→ **PROBLEM REQUIREMENTS**:
Do any lines in the data below contain "кости"? If so, copy every one of them.
+ + + +
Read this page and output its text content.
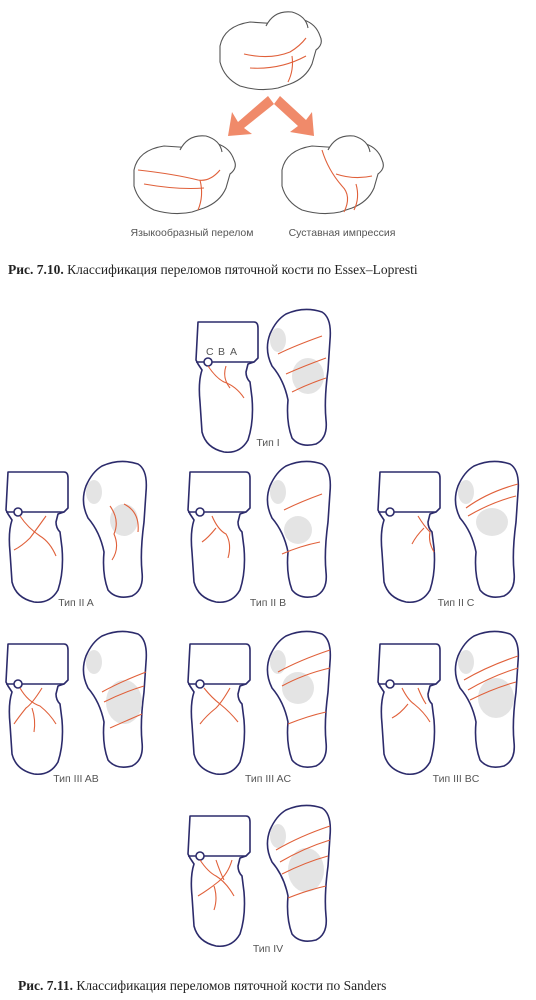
Языкообразный перелом	Суставная импрессия
Рис. 7.10. Классификация переломов пяточной кости по Essex–Lopresti
C B A
Тип I
Тип II A	Тип II B	Тип II C
Тип III AB	Тип III AC	Тип III BC
Тип IV
Рис. 7.11. Классификация переломов пяточной кости по Sanders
+ + + +
→ **SOLUTION TO THIS EXERCISE**:
Рис. 7.10. Классификация переломов пяточной кости по Essex–Lopresti
Рис. 7.11. Классификация переломов пяточной кости по Sanders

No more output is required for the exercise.